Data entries
※

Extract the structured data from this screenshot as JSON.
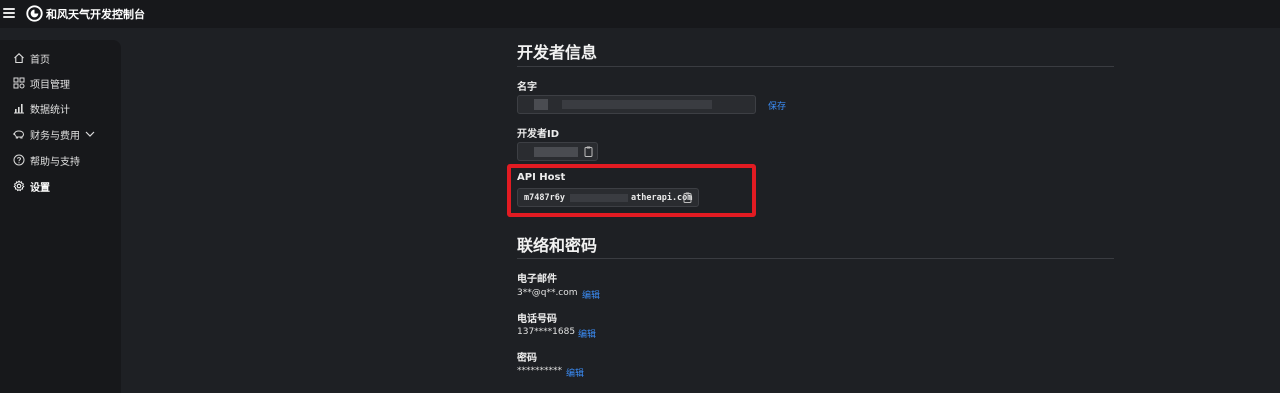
{
  "app": {
    "title": "和风天气开发控制台",
    "menu_icon": "hamburger-menu-icon",
    "logo_icon": "qweather-logo-icon"
  },
  "sidebar": {
    "items": [
      {
        "label": "首页",
        "icon": "home-icon"
      },
      {
        "label": "项目管理",
        "icon": "apps-icon"
      },
      {
        "label": "数据统计",
        "icon": "bar-chart-icon"
      },
      {
        "label": "财务与费用",
        "icon": "piggy-bank-icon",
        "expand_icon": "chevron-down-icon"
      },
      {
        "label": "帮助与支持",
        "icon": "help-circle-icon"
      },
      {
        "label": "设置",
        "icon": "gear-icon",
        "active": true
      }
    ]
  },
  "developer_info": {
    "title": "开发者信息",
    "name": {
      "label": "名字",
      "save_label": "保存"
    },
    "developer_id": {
      "label": "开发者ID",
      "copy_icon": "clipboard-icon"
    },
    "api_host": {
      "label": "API Host",
      "value_prefix": "m7487r6y",
      "value_suffix": "atherapi.com",
      "copy_icon": "clipboard-icon"
    }
  },
  "contact": {
    "title": "联络和密码",
    "email": {
      "label": "电子邮件",
      "value": "3**@q**.com",
      "edit_label": "编辑"
    },
    "phone": {
      "label": "电话号码",
      "value": "137****1685",
      "edit_label": "编辑"
    },
    "password": {
      "label": "密码",
      "value": "**********",
      "edit_label": "编辑"
    }
  },
  "colors": {
    "background": "#1e2024",
    "panel": "#17181b",
    "link": "#3b8cf5",
    "highlight_border": "#e21b22"
  }
}
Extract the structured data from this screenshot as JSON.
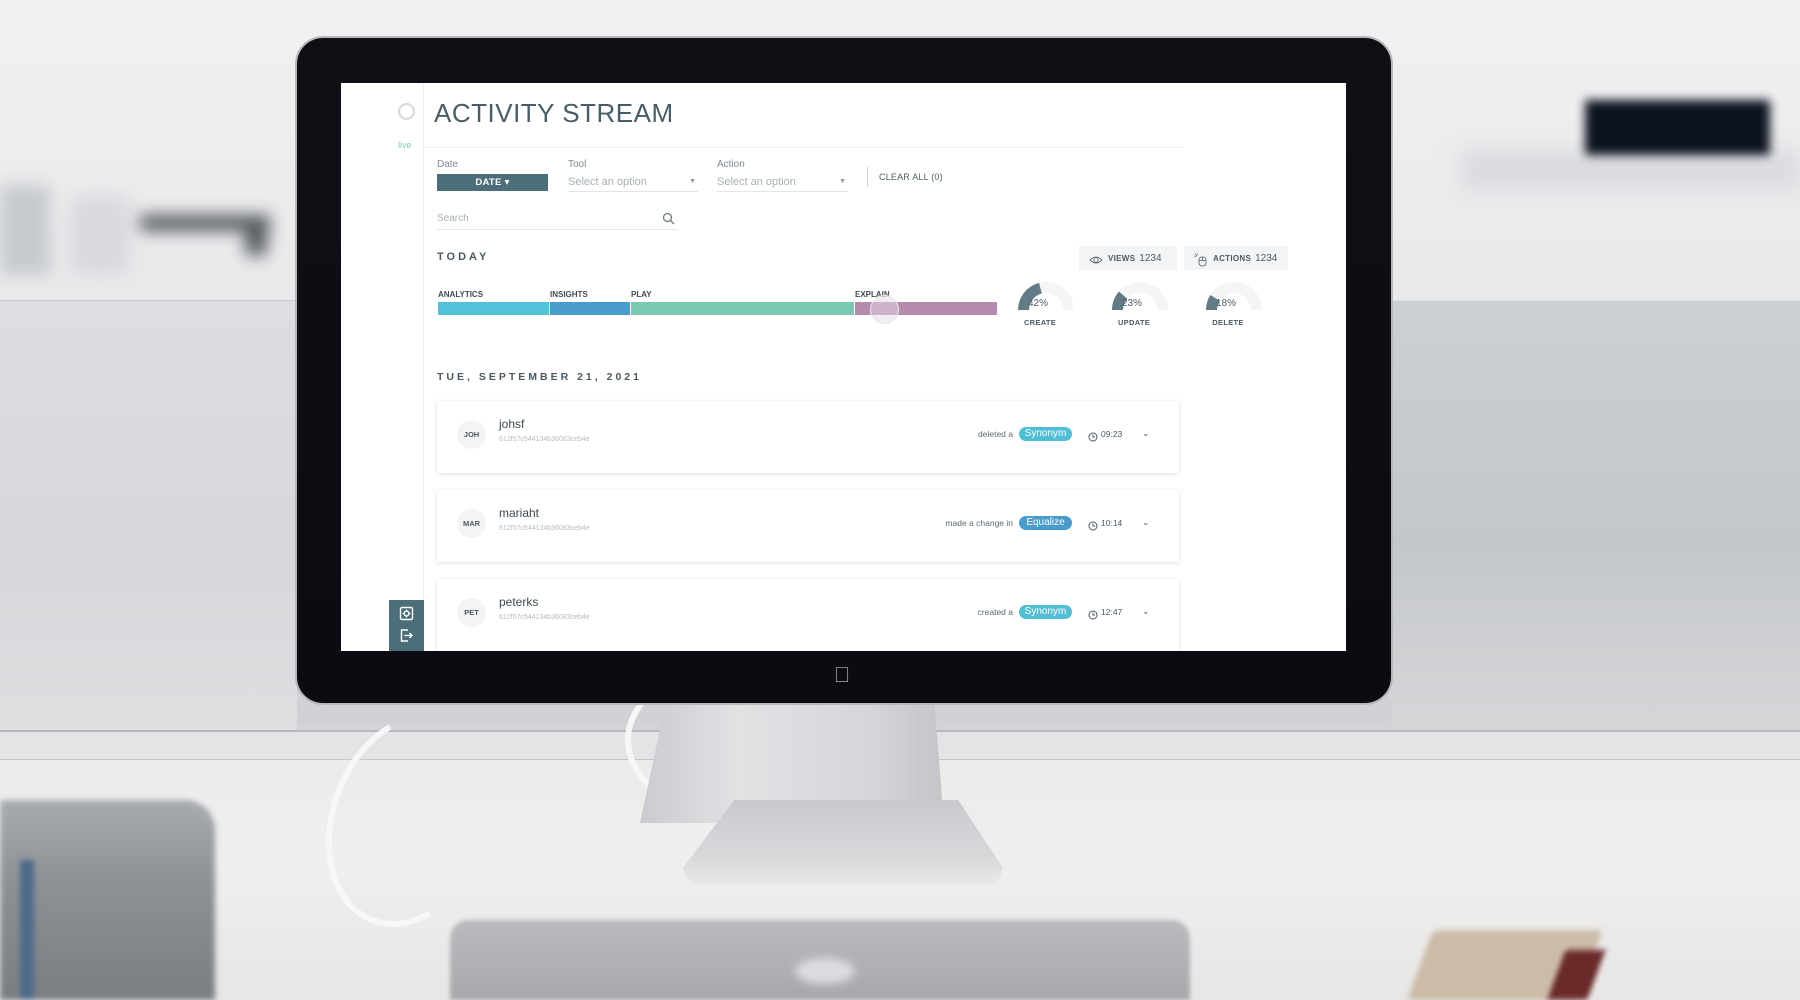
{
  "app": {
    "title": "ACTIVITY STREAM",
    "live_label": "live"
  },
  "filters": {
    "date": {
      "label": "Date",
      "button_label": "DATE ▾"
    },
    "tool": {
      "label": "Tool",
      "placeholder": "Select an option"
    },
    "action": {
      "label": "Action",
      "placeholder": "Select an option"
    },
    "clear_all_label": "CLEAR ALL (0)",
    "search_placeholder": "Search"
  },
  "today": {
    "heading": "TODAY",
    "views": {
      "label": "VIEWS",
      "value": "1234"
    },
    "actions": {
      "label": "ACTIONS",
      "value": "1234"
    },
    "tool_breakdown": [
      {
        "label": "ANALYTICS",
        "share": 0.2,
        "color": "#53c1d8"
      },
      {
        "label": "INSIGHTS",
        "share": 0.145,
        "color": "#4a9ccc"
      },
      {
        "label": "PLAY",
        "share": 0.4,
        "color": "#79c9b5"
      },
      {
        "label": "EXPLAIN",
        "share": 0.255,
        "color": "#b48aad"
      }
    ],
    "action_breakdown": [
      {
        "label": "CREATE",
        "percent": 42,
        "text": "42%"
      },
      {
        "label": "UPDATE",
        "percent": 23,
        "text": "23%"
      },
      {
        "label": "DELETE",
        "percent": 18,
        "text": "18%"
      }
    ],
    "gauge_color": "#627b86"
  },
  "stream": {
    "date_heading": "TUE, SEPTEMBER 21, 2021",
    "entries": [
      {
        "initials": "JOH",
        "user": "johsf",
        "id": "612f57c544134b36083ceb4e",
        "verb": "deleted a",
        "object": "Synonym",
        "object_color": "#4fbfd6",
        "time": "09:23"
      },
      {
        "initials": "MAR",
        "user": "mariaht",
        "id": "612f57c544134b36083ceb4e",
        "verb": "made a change in",
        "object": "Equalize",
        "object_color": "#4a9ccc",
        "time": "10:14"
      },
      {
        "initials": "PET",
        "user": "peterks",
        "id": "612f57c544134b36083ceb4e",
        "verb": "created a",
        "object": "Synonym",
        "object_color": "#4fbfd6",
        "time": "12:47"
      }
    ]
  },
  "icons": {
    "settings": "settings-icon",
    "logout": "logout-icon",
    "views": "eye-icon",
    "actions": "mouse-click-icon",
    "search": "search-icon",
    "clock": "clock-icon",
    "expand": "chevron-down-icon"
  }
}
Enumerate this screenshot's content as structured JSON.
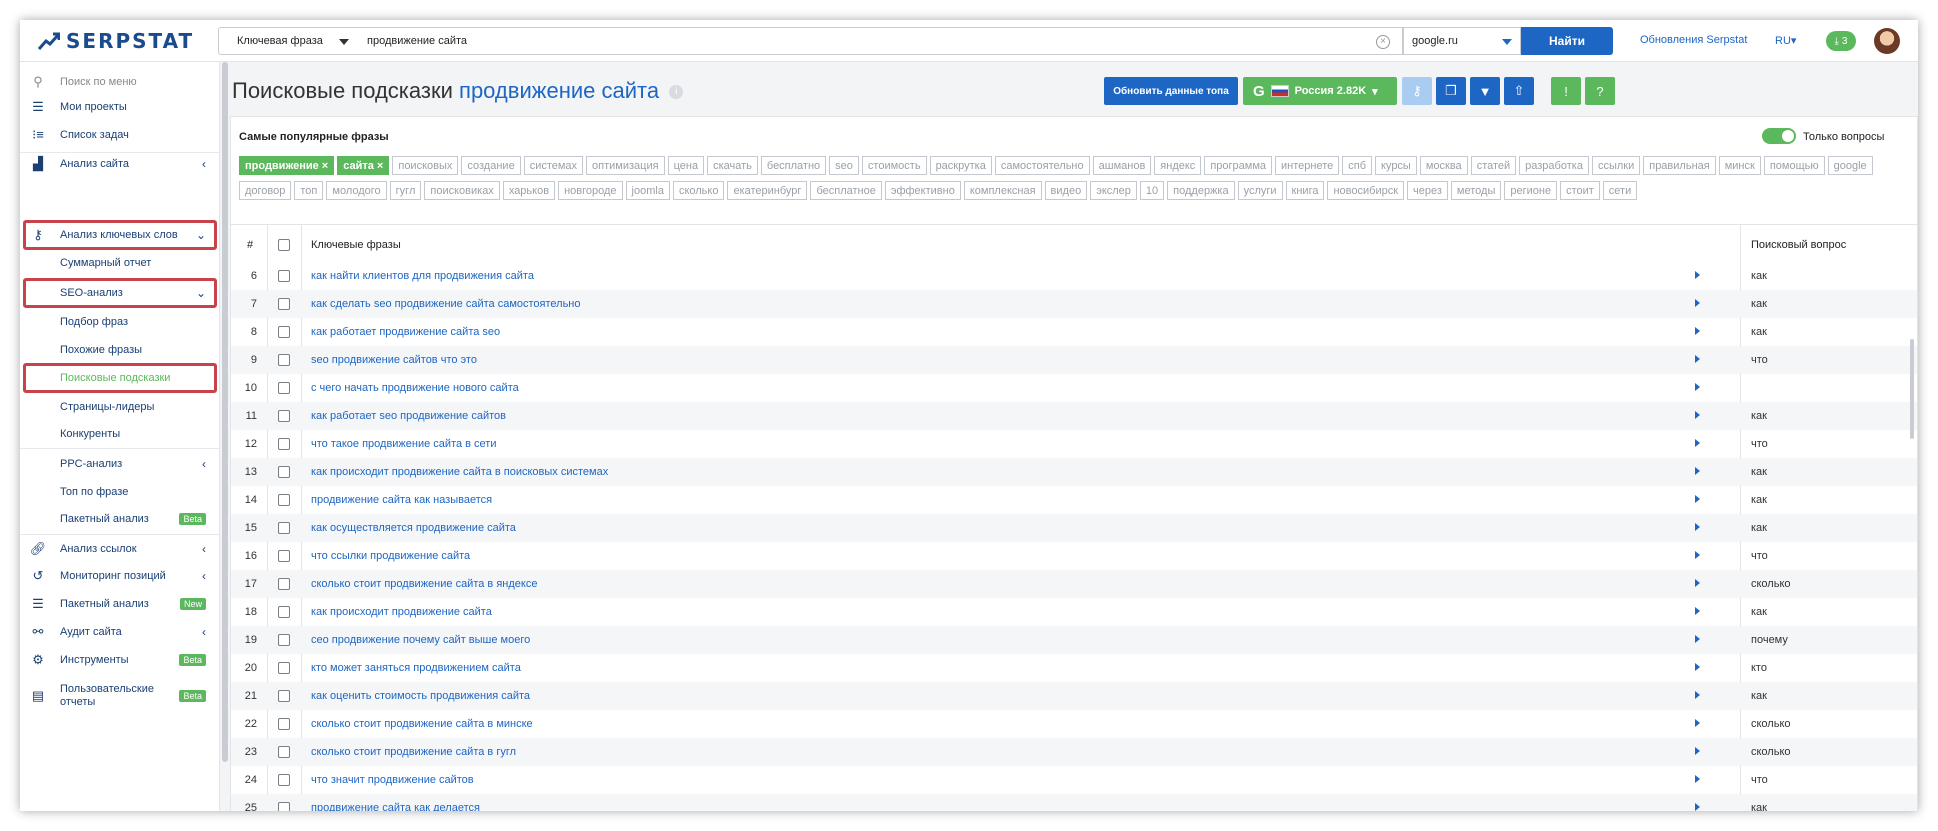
{
  "header": {
    "logo_text": "SERPSTAT",
    "query_type": "Ключевая фраза",
    "query_value": "продвижение сайта",
    "database": "google.ru",
    "find_label": "Найти",
    "updates_link": "Обновления Serpstat",
    "lang": "RU▾",
    "downloads_count": "3"
  },
  "sidebar": {
    "search_placeholder": "Поиск по меню",
    "items": [
      {
        "label": "Мои проекты"
      },
      {
        "label": "Список задач"
      },
      {
        "label": "Анализ сайта"
      },
      {
        "label": "Анализ ключевых слов"
      },
      {
        "label": "Суммарный отчет"
      },
      {
        "label": "SEO-анализ"
      },
      {
        "label": "Подбор фраз"
      },
      {
        "label": "Похожие фразы"
      },
      {
        "label": "Поисковые подсказки"
      },
      {
        "label": "Страницы-лидеры"
      },
      {
        "label": "Конкуренты"
      },
      {
        "label": "PPC-анализ"
      },
      {
        "label": "Топ по фразе"
      },
      {
        "label": "Пакетный анализ",
        "badge": "Beta"
      },
      {
        "label": "Анализ ссылок"
      },
      {
        "label": "Мониторинг позиций"
      },
      {
        "label": "Пакетный анализ",
        "badge": "New"
      },
      {
        "label": "Аудит сайта"
      },
      {
        "label": "Инструменты",
        "badge": "Beta"
      },
      {
        "label": "Пользовательские отчеты",
        "badge": "Beta"
      }
    ]
  },
  "page": {
    "title": "Поисковые подсказки",
    "title_query": "продвижение сайта",
    "update_top_label": "Обновить данные топа",
    "region_label": "Россия 2.82K",
    "panel_title": "Самые популярные фразы",
    "only_questions_label": "Только вопросы"
  },
  "tags": [
    {
      "label": "продвижение ×",
      "selected": true
    },
    {
      "label": "сайта ×",
      "selected": true
    },
    {
      "label": "поисковых"
    },
    {
      "label": "создание"
    },
    {
      "label": "системах"
    },
    {
      "label": "оптимизация"
    },
    {
      "label": "цена"
    },
    {
      "label": "скачать"
    },
    {
      "label": "бесплатно"
    },
    {
      "label": "seo"
    },
    {
      "label": "стоимость"
    },
    {
      "label": "раскрутка"
    },
    {
      "label": "самостоятельно"
    },
    {
      "label": "ашманов"
    },
    {
      "label": "яндекс"
    },
    {
      "label": "программа"
    },
    {
      "label": "интернете"
    },
    {
      "label": "спб"
    },
    {
      "label": "курсы"
    },
    {
      "label": "москва"
    },
    {
      "label": "статей"
    },
    {
      "label": "разработка"
    },
    {
      "label": "ссылки"
    },
    {
      "label": "правильная"
    },
    {
      "label": "минск"
    },
    {
      "label": "помощью"
    },
    {
      "label": "google"
    },
    {
      "label": "договор"
    },
    {
      "label": "топ"
    },
    {
      "label": "молодого"
    },
    {
      "label": "гугл"
    },
    {
      "label": "поисковиках"
    },
    {
      "label": "харьков"
    },
    {
      "label": "новгороде"
    },
    {
      "label": "joomla"
    },
    {
      "label": "сколько"
    },
    {
      "label": "екатеринбург"
    },
    {
      "label": "бесплатное"
    },
    {
      "label": "эффективно"
    },
    {
      "label": "комплексная"
    },
    {
      "label": "видео"
    },
    {
      "label": "экслер"
    },
    {
      "label": "10"
    },
    {
      "label": "поддержка"
    },
    {
      "label": "услуги"
    },
    {
      "label": "книга"
    },
    {
      "label": "новосибирск"
    },
    {
      "label": "через"
    },
    {
      "label": "методы"
    },
    {
      "label": "регионе"
    },
    {
      "label": "стоит"
    },
    {
      "label": "сети"
    }
  ],
  "table": {
    "col_num": "#",
    "col_keyword": "Ключевые фразы",
    "col_question": "Поисковый вопрос",
    "rows": [
      {
        "n": "6",
        "kw": "как найти клиентов для продвижения сайта",
        "q": "как"
      },
      {
        "n": "7",
        "kw": "как сделать seo продвижение сайта самостоятельно",
        "q": "как"
      },
      {
        "n": "8",
        "kw": "как работает продвижение сайта seo",
        "q": "как"
      },
      {
        "n": "9",
        "kw": "seo продвижение сайтов что это",
        "q": "что"
      },
      {
        "n": "10",
        "kw": "с чего начать продвижение нового сайта",
        "q": ""
      },
      {
        "n": "11",
        "kw": "как работает seo продвижение сайтов",
        "q": "как"
      },
      {
        "n": "12",
        "kw": "что такое продвижение сайта в сети",
        "q": "что"
      },
      {
        "n": "13",
        "kw": "как происходит продвижение сайта в поисковых системах",
        "q": "как"
      },
      {
        "n": "14",
        "kw": "продвижение сайта как называется",
        "q": "как"
      },
      {
        "n": "15",
        "kw": "как осуществляется продвижение сайта",
        "q": "как"
      },
      {
        "n": "16",
        "kw": "что ссылки продвижение сайта",
        "q": "что"
      },
      {
        "n": "17",
        "kw": "сколько стоит продвижение сайта в яндексе",
        "q": "сколько"
      },
      {
        "n": "18",
        "kw": "как происходит продвижение сайта",
        "q": "как"
      },
      {
        "n": "19",
        "kw": "сео продвижение почему сайт выше моего",
        "q": "почему"
      },
      {
        "n": "20",
        "kw": "кто может заняться продвижением сайта",
        "q": "кто"
      },
      {
        "n": "21",
        "kw": "как оценить стоимость продвижения сайта",
        "q": "как"
      },
      {
        "n": "22",
        "kw": "сколько стоит продвижение сайта в минске",
        "q": "сколько"
      },
      {
        "n": "23",
        "kw": "сколько стоит продвижение сайта в гугл",
        "q": "сколько"
      },
      {
        "n": "24",
        "kw": "что значит продвижение сайтов",
        "q": "что"
      },
      {
        "n": "25",
        "kw": "продвижение сайта как делается",
        "q": "как"
      }
    ]
  }
}
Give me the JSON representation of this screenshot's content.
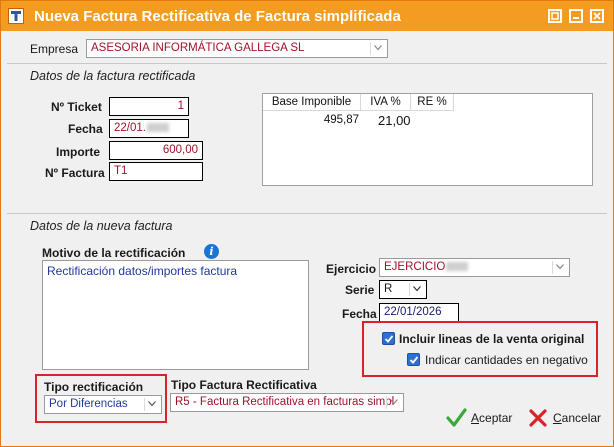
{
  "window": {
    "title": "Nueva Factura Rectificativa de Factura simplificada",
    "accent_color": "#f39c1f",
    "icons": [
      "app-icon",
      "restore-icon",
      "minimize-icon",
      "close-icon"
    ]
  },
  "empresa": {
    "label": "Empresa",
    "value": "ASESORIA INFORMÁTICA GALLEGA SL"
  },
  "rectificada": {
    "section_title": "Datos de la factura rectificada",
    "ticket_label": "Nº Ticket",
    "ticket_value": "1",
    "fecha_label": "Fecha",
    "fecha_value": "22/01.",
    "importe_label": "Importe",
    "importe_value": "600,00",
    "factura_label": "Nº Factura",
    "factura_value": "T1",
    "grid": {
      "columns": [
        "Base Imponible",
        "IVA %",
        "RE %"
      ],
      "rows": [
        [
          "495,87",
          "21,00",
          ""
        ]
      ]
    }
  },
  "nueva": {
    "section_title": "Datos de la nueva factura",
    "motivo_label": "Motivo de la rectificación",
    "motivo_value": "Rectificación datos/importes factura",
    "ejercicio_label": "Ejercicio",
    "ejercicio_value": "EJERCICIO",
    "serie_label": "Serie",
    "serie_value": "R",
    "fecha_label": "Fecha",
    "fecha_value": "22/01/2026",
    "incluir_lineas_label": "Incluir lineas de la venta original",
    "incluir_lineas_checked": true,
    "cantidades_negativo_label": "Indicar cantidades en negativo",
    "cantidades_negativo_checked": true,
    "tipo_rect_label": "Tipo rectificación",
    "tipo_rect_value": "Por Diferencias",
    "tipo_factura_label": "Tipo Factura Rectificativa",
    "tipo_factura_value": "R5 - Factura Rectificativa en facturas simpl"
  },
  "buttons": {
    "aceptar_first": "A",
    "aceptar_rest": "ceptar",
    "cancelar_first": "C",
    "cancelar_rest": "ancelar"
  }
}
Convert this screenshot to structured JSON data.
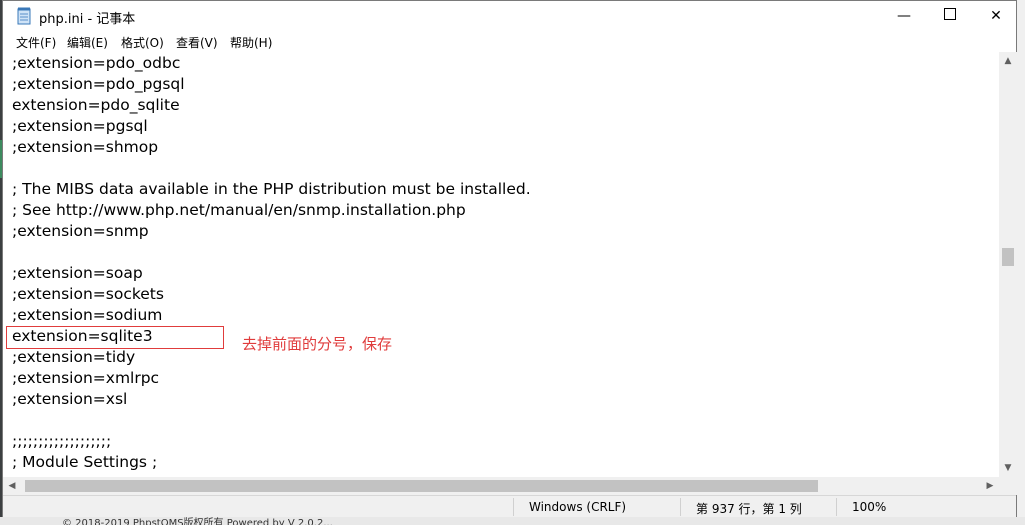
{
  "window": {
    "title": "php.ini - 记事本",
    "minimize_glyph": "—",
    "close_glyph": "✕"
  },
  "menu": [
    {
      "label": "文件(F)"
    },
    {
      "label": "编辑(E)"
    },
    {
      "label": "格式(O)"
    },
    {
      "label": "查看(V)"
    },
    {
      "label": "帮助(H)"
    }
  ],
  "editor": {
    "lines": [
      ";extension=pdo_odbc",
      ";extension=pdo_pgsql",
      "extension=pdo_sqlite",
      ";extension=pgsql",
      ";extension=shmop",
      "",
      "; The MIBS data available in the PHP distribution must be installed.",
      "; See http://www.php.net/manual/en/snmp.installation.php",
      ";extension=snmp",
      "",
      ";extension=soap",
      ";extension=sockets",
      ";extension=sodium",
      "extension=sqlite3",
      ";extension=tidy",
      ";extension=xmlrpc",
      ";extension=xsl",
      "",
      ";;;;;;;;;;;;;;;;;;;",
      "; Module Settings ;"
    ],
    "annotation": "去掉前面的分号，保存",
    "highlight_color": "#e03c3c"
  },
  "status": {
    "encoding": "Windows (CRLF)",
    "position": "第 937 行，第 1 列",
    "zoom": "100%"
  },
  "background": {
    "footer_text": "© 2018-2019 PhpstOMS版权所有 Powered by V 2.0.2..."
  },
  "icons": {
    "app": "notepad-icon",
    "up": "chevron-up-icon",
    "down": "chevron-down-icon",
    "left": "chevron-left-icon",
    "right": "chevron-right-icon"
  }
}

※

Request: Filter out all lines lacking the word "rectificada" and copy the rest.

In response:
  "rectificada": {
    "section_title": "Datos de la factura rectificada",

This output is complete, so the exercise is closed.